Problem to solve = Transcribe the material in full. Nothing should differ except that the pictures are left out.

Materials provided =
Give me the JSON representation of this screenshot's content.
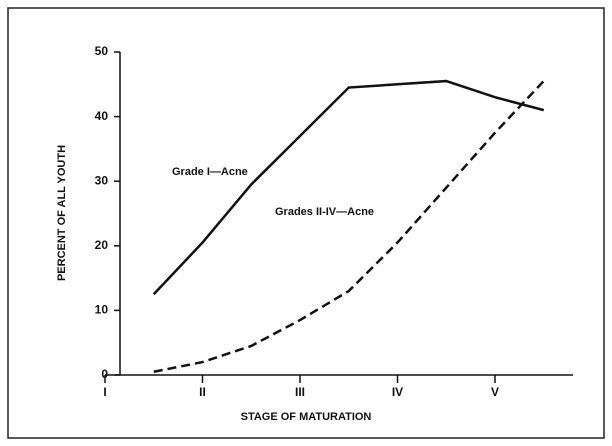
{
  "chart_data": {
    "type": "line",
    "x_label": "STAGE OF MATURATION",
    "y_label": "PERCENT OF ALL YOUTH",
    "x": [
      1.5,
      2,
      2.5,
      3,
      3.5,
      4,
      4.5,
      5,
      5.5
    ],
    "series": [
      {
        "name": "Grade I—Acne",
        "color": "#111111",
        "style": "solid",
        "values": [
          12.5,
          20.5,
          29.5,
          37,
          44.5,
          45,
          45.5,
          43,
          41
        ]
      },
      {
        "name": "Grades II-IV—Acne",
        "color": "#111111",
        "style": "dashed",
        "values": [
          0.5,
          2,
          4.5,
          8.5,
          13,
          20.5,
          29,
          37.5,
          45.5
        ]
      }
    ],
    "xlim": [
      1,
      5.8
    ],
    "xticks": [
      {
        "value": 1,
        "label": "I"
      },
      {
        "value": 2,
        "label": "II"
      },
      {
        "value": 3,
        "label": "III"
      },
      {
        "value": 4,
        "label": "IV"
      },
      {
        "value": 5,
        "label": "V"
      }
    ],
    "ylim": [
      0,
      50
    ],
    "yticks": [
      0,
      10,
      20,
      30,
      40,
      50
    ]
  }
}
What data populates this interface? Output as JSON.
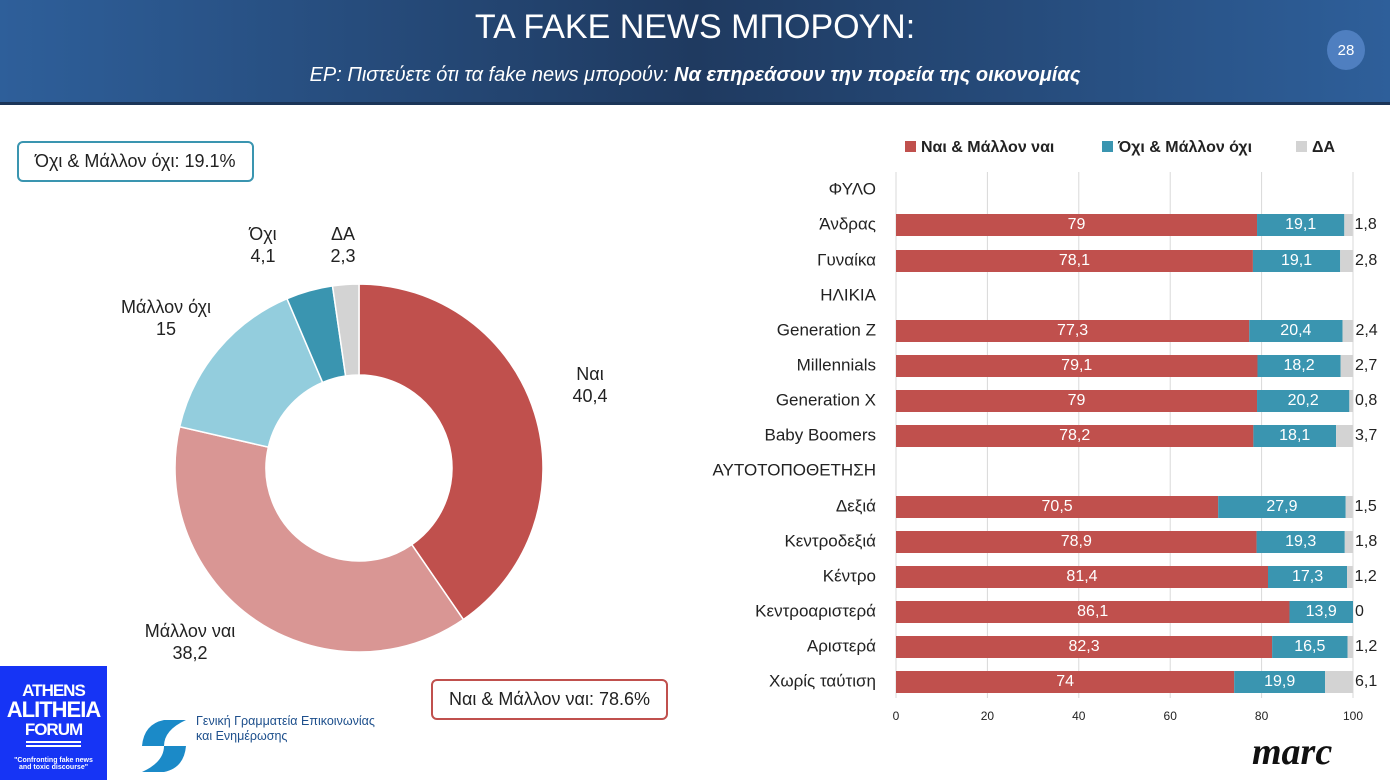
{
  "header": {
    "title": "ΤΑ FAKE NEWS ΜΠΟΡΟΥΝ:",
    "subtitle_prefix": "ΕΡ: Πιστεύετε ότι τα fake news μπορούν: ",
    "subtitle_bold": "Να επηρεάσουν την πορεία της  οικονομίας",
    "page": "28"
  },
  "summary": {
    "no": "Όχι & Μάλλον όχι: 19.1%",
    "yes": "Ναι & Μάλλον ναι: 78.6%"
  },
  "logos": {
    "forum": "ATHENS ALITHEIA FORUM",
    "forum_tagline": "\"Confronting fake news and toxic discourse\"",
    "gov_line1": "Γενική Γραμματεία Επικοινωνίας",
    "gov_line2": "και Ενημέρωσης",
    "marc": "marc"
  },
  "chart_data": [
    {
      "type": "pie",
      "subtype": "donut",
      "slices": [
        {
          "name": "Ναι",
          "value": 40.4,
          "label": "40,4",
          "color": "#c0504d"
        },
        {
          "name": "Μάλλον ναι",
          "value": 38.2,
          "label": "38,2",
          "color": "#d99694"
        },
        {
          "name": "Μάλλον όχι",
          "value": 15,
          "label": "15",
          "color": "#93cddd"
        },
        {
          "name": "Όχι",
          "value": 4.1,
          "label": "4,1",
          "color": "#3a95b0"
        },
        {
          "name": "ΔΑ",
          "value": 2.3,
          "label": "2,3",
          "color": "#d3d3d3"
        }
      ]
    },
    {
      "type": "bar",
      "orientation": "horizontal",
      "stacked": true,
      "xlim": [
        0,
        100
      ],
      "xticks": [
        "0",
        "20",
        "40",
        "60",
        "80",
        "100"
      ],
      "legend": "top",
      "series": [
        {
          "name": "Ναι & Μάλλον ναι",
          "color": "#c0504d"
        },
        {
          "name": "Όχι & Μάλλον όχι",
          "color": "#3a95b0"
        },
        {
          "name": "ΔΑ",
          "color": "#d3d3d3"
        }
      ],
      "rows": [
        {
          "label": "ΦΥΛΟ",
          "header": true
        },
        {
          "label": "Άνδρας",
          "values": [
            79,
            19.1,
            1.8
          ],
          "text": [
            "79",
            "19,1",
            "1,8"
          ]
        },
        {
          "label": "Γυναίκα",
          "values": [
            78.1,
            19.1,
            2.8
          ],
          "text": [
            "78,1",
            "19,1",
            "2,8"
          ]
        },
        {
          "label": "ΗΛΙΚΙΑ",
          "header": true
        },
        {
          "label": "Generation Z",
          "values": [
            77.3,
            20.4,
            2.4
          ],
          "text": [
            "77,3",
            "20,4",
            "2,4"
          ]
        },
        {
          "label": "Millennials",
          "values": [
            79.1,
            18.2,
            2.7
          ],
          "text": [
            "79,1",
            "18,2",
            "2,7"
          ]
        },
        {
          "label": "Generation X",
          "values": [
            79,
            20.2,
            0.8
          ],
          "text": [
            "79",
            "20,2",
            "0,8"
          ]
        },
        {
          "label": "Baby Boomers",
          "values": [
            78.2,
            18.1,
            3.7
          ],
          "text": [
            "78,2",
            "18,1",
            "3,7"
          ]
        },
        {
          "label": "ΑΥΤΟΤΟΠΟΘΕΤΗΣΗ",
          "header": true
        },
        {
          "label": "Δεξιά",
          "values": [
            70.5,
            27.9,
            1.5
          ],
          "text": [
            "70,5",
            "27,9",
            "1,5"
          ]
        },
        {
          "label": "Κεντροδεξιά",
          "values": [
            78.9,
            19.3,
            1.8
          ],
          "text": [
            "78,9",
            "19,3",
            "1,8"
          ]
        },
        {
          "label": "Κέντρο",
          "values": [
            81.4,
            17.3,
            1.2
          ],
          "text": [
            "81,4",
            "17,3",
            "1,2"
          ]
        },
        {
          "label": "Κεντροαριστερά",
          "values": [
            86.1,
            13.9,
            0
          ],
          "text": [
            "86,1",
            "13,9",
            "0"
          ]
        },
        {
          "label": "Αριστερά",
          "values": [
            82.3,
            16.5,
            1.2
          ],
          "text": [
            "82,3",
            "16,5",
            "1,2"
          ]
        },
        {
          "label": "Χωρίς ταύτιση",
          "values": [
            74,
            19.9,
            6.1
          ],
          "text": [
            "74",
            "19,9",
            "6,1"
          ]
        }
      ]
    }
  ]
}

Result of the task =
Give me the JSON representation of this screenshot's content.
{
  "chart_data": {
    "type": "line",
    "x_label": "STAGE OF MATURATION",
    "y_label": "PERCENT OF ALL YOUTH",
    "x": [
      1.5,
      2,
      2.5,
      3,
      3.5,
      4,
      4.5,
      5,
      5.5
    ],
    "series": [
      {
        "name": "Grade I—Acne",
        "color": "#111111",
        "style": "solid",
        "values": [
          12.5,
          20.5,
          29.5,
          37,
          44.5,
          45,
          45.5,
          43,
          41
        ]
      },
      {
        "name": "Grades II-IV—Acne",
        "color": "#111111",
        "style": "dashed",
        "values": [
          0.5,
          2,
          4.5,
          8.5,
          13,
          20.5,
          29,
          37.5,
          45.5
        ]
      }
    ],
    "xlim": [
      1,
      5.8
    ],
    "xticks": [
      {
        "value": 1,
        "label": "I"
      },
      {
        "value": 2,
        "label": "II"
      },
      {
        "value": 3,
        "label": "III"
      },
      {
        "value": 4,
        "label": "IV"
      },
      {
        "value": 5,
        "label": "V"
      }
    ],
    "ylim": [
      0,
      50
    ],
    "yticks": [
      0,
      10,
      20,
      30,
      40,
      50
    ]
  }
}
What data populates this interface? Output as JSON.
{
  "header": {
    "title": "ΤΑ FAKE NEWS ΜΠΟΡΟΥΝ:",
    "subtitle_prefix": "ΕΡ: Πιστεύετε ότι τα fake news μπορούν: ",
    "subtitle_bold": "Να επηρεάσουν την πορεία της  οικονομίας",
    "page": "28"
  },
  "summary": {
    "no": "Όχι & Μάλλον όχι: 19.1%",
    "yes": "Ναι & Μάλλον ναι: 78.6%"
  },
  "logos": {
    "forum": "ATHENS ALITHEIA FORUM",
    "forum_tagline": "\"Confronting fake news and toxic discourse\"",
    "gov_line1": "Γενική Γραμματεία Επικοινωνίας",
    "gov_line2": "και Ενημέρωσης",
    "marc": "marc"
  },
  "chart_data": [
    {
      "type": "pie",
      "subtype": "donut",
      "slices": [
        {
          "name": "Ναι",
          "value": 40.4,
          "label": "40,4",
          "color": "#c0504d"
        },
        {
          "name": "Μάλλον ναι",
          "value": 38.2,
          "label": "38,2",
          "color": "#d99694"
        },
        {
          "name": "Μάλλον όχι",
          "value": 15,
          "label": "15",
          "color": "#93cddd"
        },
        {
          "name": "Όχι",
          "value": 4.1,
          "label": "4,1",
          "color": "#3a95b0"
        },
        {
          "name": "ΔΑ",
          "value": 2.3,
          "label": "2,3",
          "color": "#d3d3d3"
        }
      ]
    },
    {
      "type": "bar",
      "orientation": "horizontal",
      "stacked": true,
      "xlim": [
        0,
        100
      ],
      "xticks": [
        "0",
        "20",
        "40",
        "60",
        "80",
        "100"
      ],
      "legend": "top",
      "series": [
        {
          "name": "Ναι & Μάλλον ναι",
          "color": "#c0504d"
        },
        {
          "name": "Όχι & Μάλλον όχι",
          "color": "#3a95b0"
        },
        {
          "name": "ΔΑ",
          "color": "#d3d3d3"
        }
      ],
      "rows": [
        {
          "label": "ΦΥΛΟ",
          "header": true
        },
        {
          "label": "Άνδρας",
          "values": [
            79,
            19.1,
            1.8
          ],
          "text": [
            "79",
            "19,1",
            "1,8"
          ]
        },
        {
          "label": "Γυναίκα",
          "values": [
            78.1,
            19.1,
            2.8
          ],
          "text": [
            "78,1",
            "19,1",
            "2,8"
          ]
        },
        {
          "label": "ΗΛΙΚΙΑ",
          "header": true
        },
        {
          "label": "Generation Z",
          "values": [
            77.3,
            20.4,
            2.4
          ],
          "text": [
            "77,3",
            "20,4",
            "2,4"
          ]
        },
        {
          "label": "Millennials",
          "values": [
            79.1,
            18.2,
            2.7
          ],
          "text": [
            "79,1",
            "18,2",
            "2,7"
          ]
        },
        {
          "label": "Generation X",
          "values": [
            79,
            20.2,
            0.8
          ],
          "text": [
            "79",
            "20,2",
            "0,8"
          ]
        },
        {
          "label": "Baby Boomers",
          "values": [
            78.2,
            18.1,
            3.7
          ],
          "text": [
            "78,2",
            "18,1",
            "3,7"
          ]
        },
        {
          "label": "ΑΥΤΟΤΟΠΟΘΕΤΗΣΗ",
          "header": true
        },
        {
          "label": "Δεξιά",
          "values": [
            70.5,
            27.9,
            1.5
          ],
          "text": [
            "70,5",
            "27,9",
            "1,5"
          ]
        },
        {
          "label": "Κεντροδεξιά",
          "values": [
            78.9,
            19.3,
            1.8
          ],
          "text": [
            "78,9",
            "19,3",
            "1,8"
          ]
        },
        {
          "label": "Κέντρο",
          "values": [
            81.4,
            17.3,
            1.2
          ],
          "text": [
            "81,4",
            "17,3",
            "1,2"
          ]
        },
        {
          "label": "Κεντροαριστερά",
          "values": [
            86.1,
            13.9,
            0
          ],
          "text": [
            "86,1",
            "13,9",
            "0"
          ]
        },
        {
          "label": "Αριστερά",
          "values": [
            82.3,
            16.5,
            1.2
          ],
          "text": [
            "82,3",
            "16,5",
            "1,2"
          ]
        },
        {
          "label": "Χωρίς ταύτιση",
          "values": [
            74,
            19.9,
            6.1
          ],
          "text": [
            "74",
            "19,9",
            "6,1"
          ]
        }
      ]
    }
  ]
}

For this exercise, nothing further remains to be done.